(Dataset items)
.....
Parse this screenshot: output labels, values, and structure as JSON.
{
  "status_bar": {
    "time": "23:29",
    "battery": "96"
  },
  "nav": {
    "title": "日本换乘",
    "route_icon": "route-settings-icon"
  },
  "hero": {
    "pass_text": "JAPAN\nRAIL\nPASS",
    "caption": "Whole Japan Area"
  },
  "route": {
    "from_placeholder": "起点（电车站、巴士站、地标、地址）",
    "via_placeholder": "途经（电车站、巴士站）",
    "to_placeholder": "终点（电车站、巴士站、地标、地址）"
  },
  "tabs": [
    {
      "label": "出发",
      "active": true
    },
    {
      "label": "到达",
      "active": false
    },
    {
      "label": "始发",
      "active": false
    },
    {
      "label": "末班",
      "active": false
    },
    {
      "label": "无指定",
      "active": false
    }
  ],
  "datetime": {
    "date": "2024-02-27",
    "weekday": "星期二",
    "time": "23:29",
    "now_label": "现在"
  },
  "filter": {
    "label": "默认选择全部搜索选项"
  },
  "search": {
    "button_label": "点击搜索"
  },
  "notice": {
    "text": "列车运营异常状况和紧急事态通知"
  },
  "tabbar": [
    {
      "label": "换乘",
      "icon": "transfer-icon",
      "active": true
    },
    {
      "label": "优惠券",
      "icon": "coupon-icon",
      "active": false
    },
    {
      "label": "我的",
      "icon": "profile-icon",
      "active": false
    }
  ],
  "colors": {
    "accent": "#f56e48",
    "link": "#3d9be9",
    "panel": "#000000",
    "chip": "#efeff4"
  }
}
.....
Given problem:
Each line that has the word "icon" should be copied.

Exercise answer:
    "route_icon": "route-settings-icon"
      "icon": "transfer-icon",
      "icon": "coupon-icon",
      "icon": "profile-icon",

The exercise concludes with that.